• GIVEN PROBLEM: Identify and pull out each line of the entries in which "kiểu" occurs.

• INFORMATION SHOWN:
************

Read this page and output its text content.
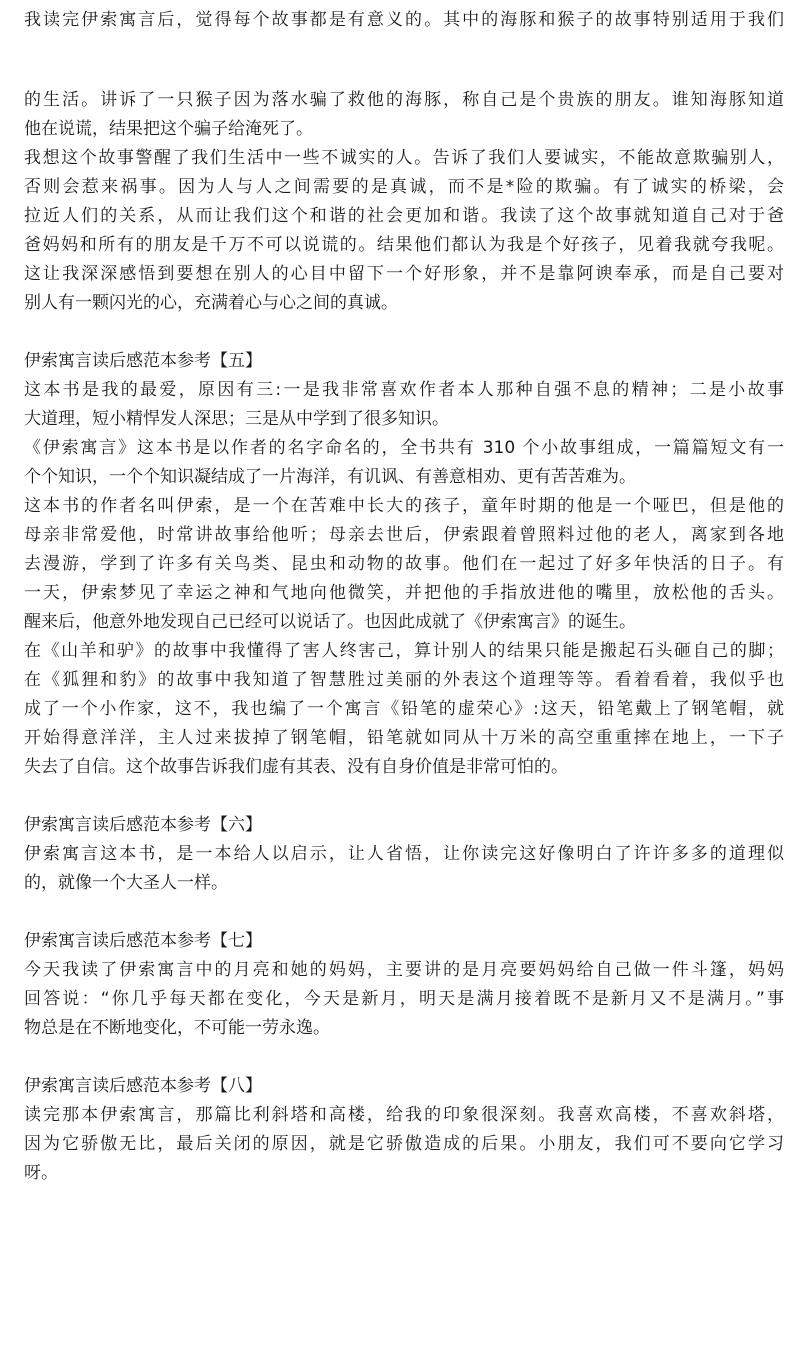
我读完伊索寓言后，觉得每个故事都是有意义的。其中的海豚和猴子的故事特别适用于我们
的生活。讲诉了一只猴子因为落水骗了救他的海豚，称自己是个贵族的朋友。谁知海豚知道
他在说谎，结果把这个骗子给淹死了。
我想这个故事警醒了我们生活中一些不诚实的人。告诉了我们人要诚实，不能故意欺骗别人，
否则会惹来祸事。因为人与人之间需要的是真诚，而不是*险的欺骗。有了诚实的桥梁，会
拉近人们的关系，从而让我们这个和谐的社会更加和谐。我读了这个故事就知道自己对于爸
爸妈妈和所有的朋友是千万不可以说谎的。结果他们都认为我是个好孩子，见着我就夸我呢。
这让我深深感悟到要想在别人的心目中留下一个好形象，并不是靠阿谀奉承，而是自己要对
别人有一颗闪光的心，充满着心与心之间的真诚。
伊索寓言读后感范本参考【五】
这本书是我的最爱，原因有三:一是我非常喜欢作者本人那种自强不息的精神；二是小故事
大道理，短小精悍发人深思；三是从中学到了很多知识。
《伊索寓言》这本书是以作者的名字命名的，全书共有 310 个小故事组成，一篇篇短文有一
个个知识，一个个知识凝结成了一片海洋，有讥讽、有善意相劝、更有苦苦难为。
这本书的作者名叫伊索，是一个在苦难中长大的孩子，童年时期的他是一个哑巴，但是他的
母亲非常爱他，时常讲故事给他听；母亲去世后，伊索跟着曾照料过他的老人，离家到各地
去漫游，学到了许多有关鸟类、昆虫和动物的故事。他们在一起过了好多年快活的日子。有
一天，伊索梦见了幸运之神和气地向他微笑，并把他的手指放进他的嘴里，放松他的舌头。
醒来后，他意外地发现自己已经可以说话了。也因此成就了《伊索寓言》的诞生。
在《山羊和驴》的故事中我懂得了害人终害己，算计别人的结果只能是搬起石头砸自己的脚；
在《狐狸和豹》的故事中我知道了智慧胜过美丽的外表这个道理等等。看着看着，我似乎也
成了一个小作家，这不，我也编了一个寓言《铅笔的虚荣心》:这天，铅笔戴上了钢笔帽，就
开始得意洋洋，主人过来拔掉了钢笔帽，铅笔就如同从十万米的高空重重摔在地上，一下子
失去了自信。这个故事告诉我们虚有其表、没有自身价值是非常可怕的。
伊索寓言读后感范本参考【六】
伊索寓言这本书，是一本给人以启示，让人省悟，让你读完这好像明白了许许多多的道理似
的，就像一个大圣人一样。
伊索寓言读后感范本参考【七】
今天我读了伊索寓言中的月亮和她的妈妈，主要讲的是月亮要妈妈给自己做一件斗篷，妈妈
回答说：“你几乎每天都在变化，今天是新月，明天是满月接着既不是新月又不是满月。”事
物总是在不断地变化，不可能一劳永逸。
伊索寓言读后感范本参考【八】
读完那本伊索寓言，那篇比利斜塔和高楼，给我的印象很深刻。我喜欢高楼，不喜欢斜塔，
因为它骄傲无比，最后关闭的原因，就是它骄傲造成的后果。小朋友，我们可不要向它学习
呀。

************

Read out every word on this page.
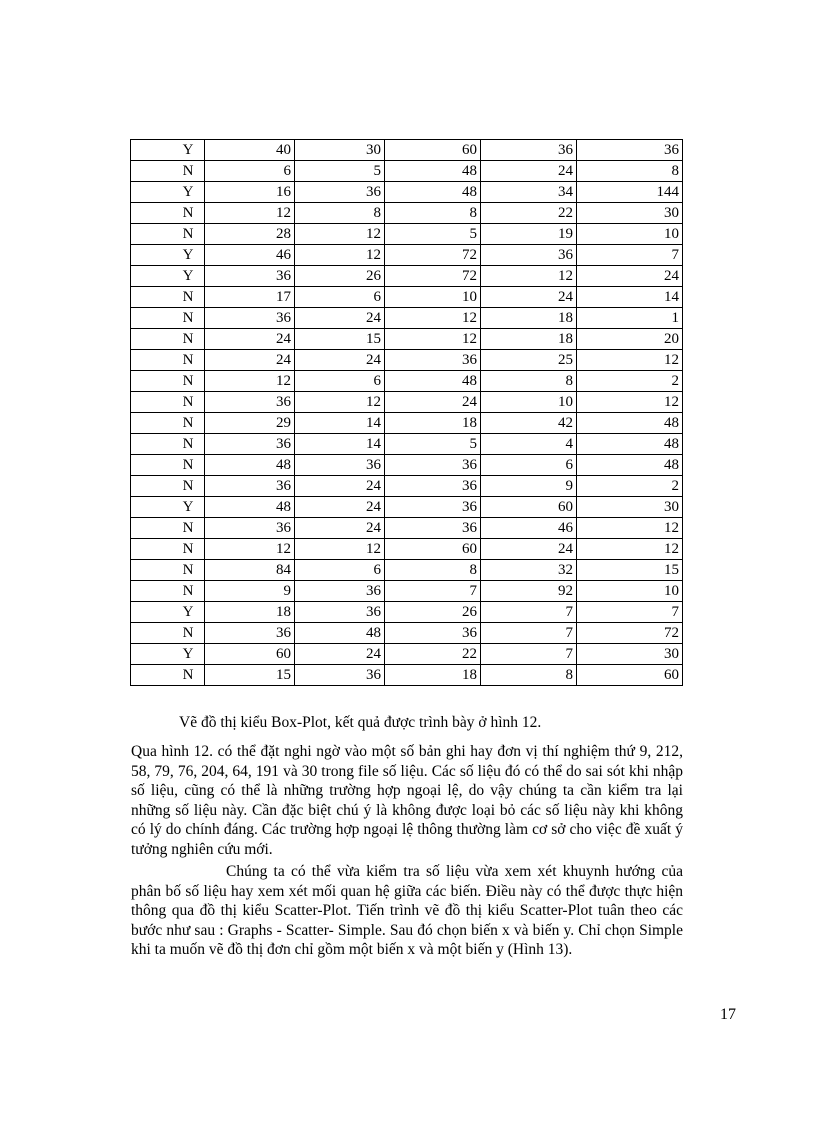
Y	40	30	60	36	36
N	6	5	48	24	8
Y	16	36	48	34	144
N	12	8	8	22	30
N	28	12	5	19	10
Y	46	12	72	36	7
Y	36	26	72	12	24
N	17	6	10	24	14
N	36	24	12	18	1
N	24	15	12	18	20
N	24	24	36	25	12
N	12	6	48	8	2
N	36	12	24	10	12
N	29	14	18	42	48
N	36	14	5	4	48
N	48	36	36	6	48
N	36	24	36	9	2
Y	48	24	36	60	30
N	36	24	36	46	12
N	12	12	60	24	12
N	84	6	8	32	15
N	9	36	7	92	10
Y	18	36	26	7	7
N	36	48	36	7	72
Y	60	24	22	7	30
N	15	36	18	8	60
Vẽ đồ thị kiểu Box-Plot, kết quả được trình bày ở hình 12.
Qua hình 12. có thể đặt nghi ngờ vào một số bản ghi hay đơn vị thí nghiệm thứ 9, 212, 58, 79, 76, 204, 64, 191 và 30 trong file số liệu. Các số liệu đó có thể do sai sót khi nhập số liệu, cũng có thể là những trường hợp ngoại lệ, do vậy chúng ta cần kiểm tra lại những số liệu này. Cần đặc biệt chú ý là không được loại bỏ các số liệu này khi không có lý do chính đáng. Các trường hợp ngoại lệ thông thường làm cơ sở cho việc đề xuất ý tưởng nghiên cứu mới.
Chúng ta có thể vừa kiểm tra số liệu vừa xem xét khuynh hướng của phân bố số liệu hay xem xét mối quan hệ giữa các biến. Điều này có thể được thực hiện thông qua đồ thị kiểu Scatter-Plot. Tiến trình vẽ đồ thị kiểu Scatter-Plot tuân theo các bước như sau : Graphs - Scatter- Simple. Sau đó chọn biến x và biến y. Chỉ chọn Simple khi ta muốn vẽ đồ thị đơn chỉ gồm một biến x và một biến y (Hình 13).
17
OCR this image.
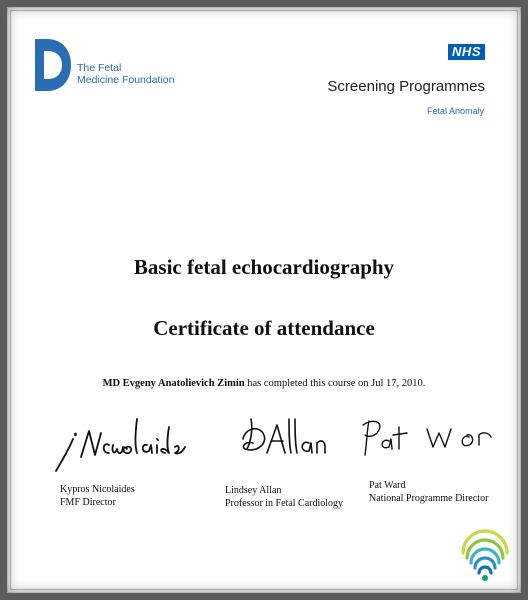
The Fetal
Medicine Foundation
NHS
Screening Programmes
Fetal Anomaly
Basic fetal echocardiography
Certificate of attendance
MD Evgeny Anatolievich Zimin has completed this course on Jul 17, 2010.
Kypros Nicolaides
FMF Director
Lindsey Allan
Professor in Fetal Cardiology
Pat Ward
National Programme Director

************

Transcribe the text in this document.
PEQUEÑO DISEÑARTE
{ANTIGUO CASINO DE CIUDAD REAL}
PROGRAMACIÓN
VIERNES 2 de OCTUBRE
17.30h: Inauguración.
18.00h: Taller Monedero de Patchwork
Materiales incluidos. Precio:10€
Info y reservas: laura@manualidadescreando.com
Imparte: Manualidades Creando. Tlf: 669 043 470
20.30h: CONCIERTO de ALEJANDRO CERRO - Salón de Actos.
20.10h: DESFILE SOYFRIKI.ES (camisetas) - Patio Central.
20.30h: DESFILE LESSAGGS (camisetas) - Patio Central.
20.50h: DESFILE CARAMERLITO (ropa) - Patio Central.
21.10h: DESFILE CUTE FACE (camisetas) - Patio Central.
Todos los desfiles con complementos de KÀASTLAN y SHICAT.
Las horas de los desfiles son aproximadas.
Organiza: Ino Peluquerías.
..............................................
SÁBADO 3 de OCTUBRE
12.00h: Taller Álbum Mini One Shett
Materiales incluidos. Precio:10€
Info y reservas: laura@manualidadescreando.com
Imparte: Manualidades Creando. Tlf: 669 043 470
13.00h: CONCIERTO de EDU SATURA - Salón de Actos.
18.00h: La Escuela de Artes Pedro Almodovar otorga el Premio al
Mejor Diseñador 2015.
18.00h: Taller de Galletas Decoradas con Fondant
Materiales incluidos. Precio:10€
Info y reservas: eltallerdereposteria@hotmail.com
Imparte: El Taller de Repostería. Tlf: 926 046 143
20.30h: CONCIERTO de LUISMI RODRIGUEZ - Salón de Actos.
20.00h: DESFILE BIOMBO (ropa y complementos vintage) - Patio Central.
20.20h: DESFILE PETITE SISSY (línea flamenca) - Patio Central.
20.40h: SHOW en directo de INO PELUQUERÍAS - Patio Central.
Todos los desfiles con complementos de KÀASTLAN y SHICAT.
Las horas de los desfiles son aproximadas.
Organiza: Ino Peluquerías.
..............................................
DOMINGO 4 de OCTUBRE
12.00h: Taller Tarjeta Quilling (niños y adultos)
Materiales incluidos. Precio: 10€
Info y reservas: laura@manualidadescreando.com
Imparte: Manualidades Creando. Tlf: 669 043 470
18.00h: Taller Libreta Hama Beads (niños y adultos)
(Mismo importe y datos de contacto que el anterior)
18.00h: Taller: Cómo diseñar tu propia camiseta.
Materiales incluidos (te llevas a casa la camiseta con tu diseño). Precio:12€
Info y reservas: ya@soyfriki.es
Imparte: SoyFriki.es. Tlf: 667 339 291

************

• PROBLEM SOLUTION:
Vẽ đồ thị kiểu Box-Plot, kết quả được trình bày ở hình 12.
Chúng ta có thể vừa kiểm tra số liệu vừa xem xét khuynh hướng của phân bố số liệu hay xem xét mối quan hệ giữa các biến. Điều này có thể được thực hiện thông qua đồ thị kiểu Scatter-Plot. Tiến trình vẽ đồ thị kiểu Scatter-Plot tuân theo các bước như sau : Graphs - Scatter- Simple. Sau đó chọn biến x và biến y. Chỉ chọn Simple khi ta muốn vẽ đồ thị đơn chỉ gồm một biến x và một biến y (Hình 13).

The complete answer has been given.